* Begin Input data *
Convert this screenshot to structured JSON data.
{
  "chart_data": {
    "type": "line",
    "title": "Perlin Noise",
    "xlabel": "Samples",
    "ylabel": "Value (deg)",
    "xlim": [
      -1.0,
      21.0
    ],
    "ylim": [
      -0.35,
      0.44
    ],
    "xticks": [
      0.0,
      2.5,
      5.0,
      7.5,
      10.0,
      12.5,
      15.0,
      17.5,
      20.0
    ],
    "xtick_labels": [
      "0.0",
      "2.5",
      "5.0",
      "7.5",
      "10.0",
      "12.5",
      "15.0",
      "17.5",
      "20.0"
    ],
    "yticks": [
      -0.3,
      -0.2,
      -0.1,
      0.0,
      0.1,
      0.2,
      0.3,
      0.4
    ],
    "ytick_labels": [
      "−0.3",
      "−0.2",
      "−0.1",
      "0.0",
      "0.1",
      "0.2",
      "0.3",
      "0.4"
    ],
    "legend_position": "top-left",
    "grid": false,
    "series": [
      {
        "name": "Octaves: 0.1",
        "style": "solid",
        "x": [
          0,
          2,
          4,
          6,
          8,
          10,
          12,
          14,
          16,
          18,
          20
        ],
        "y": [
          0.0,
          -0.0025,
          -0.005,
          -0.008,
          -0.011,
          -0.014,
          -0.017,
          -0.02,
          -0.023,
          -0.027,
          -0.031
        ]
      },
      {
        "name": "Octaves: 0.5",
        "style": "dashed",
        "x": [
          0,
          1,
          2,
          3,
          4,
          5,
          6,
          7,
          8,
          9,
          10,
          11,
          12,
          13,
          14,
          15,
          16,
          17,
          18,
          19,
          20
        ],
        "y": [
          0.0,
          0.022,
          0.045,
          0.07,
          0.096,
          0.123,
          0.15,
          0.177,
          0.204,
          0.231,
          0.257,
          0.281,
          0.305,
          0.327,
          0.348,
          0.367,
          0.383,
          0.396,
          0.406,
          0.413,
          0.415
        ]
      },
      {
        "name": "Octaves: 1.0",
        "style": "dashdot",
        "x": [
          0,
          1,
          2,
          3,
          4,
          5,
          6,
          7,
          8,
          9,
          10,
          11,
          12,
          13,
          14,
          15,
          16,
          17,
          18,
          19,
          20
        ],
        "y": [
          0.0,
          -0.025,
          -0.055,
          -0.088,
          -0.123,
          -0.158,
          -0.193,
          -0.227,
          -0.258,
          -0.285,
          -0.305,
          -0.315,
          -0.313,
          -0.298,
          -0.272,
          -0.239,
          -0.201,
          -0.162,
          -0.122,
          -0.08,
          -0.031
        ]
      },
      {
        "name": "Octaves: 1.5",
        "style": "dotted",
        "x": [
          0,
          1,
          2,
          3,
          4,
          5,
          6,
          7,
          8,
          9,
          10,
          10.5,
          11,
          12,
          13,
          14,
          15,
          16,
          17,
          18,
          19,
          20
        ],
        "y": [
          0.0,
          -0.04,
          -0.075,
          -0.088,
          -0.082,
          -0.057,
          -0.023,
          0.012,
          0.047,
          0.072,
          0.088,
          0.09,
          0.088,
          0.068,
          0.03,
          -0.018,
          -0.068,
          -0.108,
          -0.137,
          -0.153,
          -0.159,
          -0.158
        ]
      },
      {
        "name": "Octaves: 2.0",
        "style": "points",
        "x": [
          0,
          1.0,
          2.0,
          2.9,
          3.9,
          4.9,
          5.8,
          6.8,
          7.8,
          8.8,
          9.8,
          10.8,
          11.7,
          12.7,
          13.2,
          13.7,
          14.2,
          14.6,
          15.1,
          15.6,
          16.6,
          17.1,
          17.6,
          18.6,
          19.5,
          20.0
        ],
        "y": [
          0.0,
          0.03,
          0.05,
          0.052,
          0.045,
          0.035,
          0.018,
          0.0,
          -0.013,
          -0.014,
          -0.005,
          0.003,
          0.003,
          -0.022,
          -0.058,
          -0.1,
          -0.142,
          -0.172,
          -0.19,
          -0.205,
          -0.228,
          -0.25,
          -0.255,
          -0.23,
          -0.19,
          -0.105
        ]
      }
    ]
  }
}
* End Input data *
Work to be completed :: Check every line of the data above for the string "name", and copy those that have it.

Response for this exercise ::
        "name": "Octaves: 0.1",
        "name": "Octaves: 0.5",
        "name": "Octaves: 1.0",
        "name": "Octaves: 1.5",
        "name": "Octaves: 2.0",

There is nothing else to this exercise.